--- MATERIAL ---
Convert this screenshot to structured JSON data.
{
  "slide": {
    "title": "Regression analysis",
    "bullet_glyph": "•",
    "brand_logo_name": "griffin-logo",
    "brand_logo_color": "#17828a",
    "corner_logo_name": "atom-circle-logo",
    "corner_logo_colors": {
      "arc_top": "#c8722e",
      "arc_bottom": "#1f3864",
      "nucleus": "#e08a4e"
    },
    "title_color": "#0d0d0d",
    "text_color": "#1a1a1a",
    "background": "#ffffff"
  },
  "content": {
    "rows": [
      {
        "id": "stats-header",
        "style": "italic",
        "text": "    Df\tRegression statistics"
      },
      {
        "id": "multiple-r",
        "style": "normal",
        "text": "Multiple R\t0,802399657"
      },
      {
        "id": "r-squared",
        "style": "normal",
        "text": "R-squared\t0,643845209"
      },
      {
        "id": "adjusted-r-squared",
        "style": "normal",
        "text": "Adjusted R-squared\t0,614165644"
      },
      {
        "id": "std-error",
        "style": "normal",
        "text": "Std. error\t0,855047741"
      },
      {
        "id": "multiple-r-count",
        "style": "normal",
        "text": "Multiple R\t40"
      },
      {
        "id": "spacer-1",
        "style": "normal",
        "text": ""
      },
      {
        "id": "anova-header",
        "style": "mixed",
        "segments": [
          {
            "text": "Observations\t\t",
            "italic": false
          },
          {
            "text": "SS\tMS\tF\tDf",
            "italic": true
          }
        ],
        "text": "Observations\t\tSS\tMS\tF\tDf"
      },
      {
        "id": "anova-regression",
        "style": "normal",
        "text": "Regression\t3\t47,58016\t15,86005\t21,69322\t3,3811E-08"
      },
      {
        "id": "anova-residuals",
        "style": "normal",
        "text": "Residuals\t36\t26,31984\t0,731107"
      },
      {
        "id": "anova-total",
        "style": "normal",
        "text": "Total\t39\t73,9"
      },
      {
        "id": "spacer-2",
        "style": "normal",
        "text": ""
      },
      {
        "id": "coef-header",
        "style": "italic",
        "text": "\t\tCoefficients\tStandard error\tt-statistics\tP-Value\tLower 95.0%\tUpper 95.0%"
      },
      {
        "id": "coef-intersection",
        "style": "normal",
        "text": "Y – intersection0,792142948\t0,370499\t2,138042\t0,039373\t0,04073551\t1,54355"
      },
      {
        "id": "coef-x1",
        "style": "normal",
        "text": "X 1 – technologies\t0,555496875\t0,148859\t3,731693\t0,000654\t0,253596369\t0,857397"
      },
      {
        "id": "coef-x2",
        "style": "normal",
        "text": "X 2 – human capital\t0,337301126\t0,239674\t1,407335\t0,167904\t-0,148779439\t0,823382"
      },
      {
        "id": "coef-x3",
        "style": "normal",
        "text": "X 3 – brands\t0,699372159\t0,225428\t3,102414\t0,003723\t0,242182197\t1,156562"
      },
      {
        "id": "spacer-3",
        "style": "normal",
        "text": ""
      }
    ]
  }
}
---
> [OBJECTIVE]:
Where a line in the material contains "anova", copy that line.

> [WORKED ANSWER]:
        "id": "anova-header",
        "id": "anova-regression",
        "id": "anova-residuals",
        "id": "anova-total",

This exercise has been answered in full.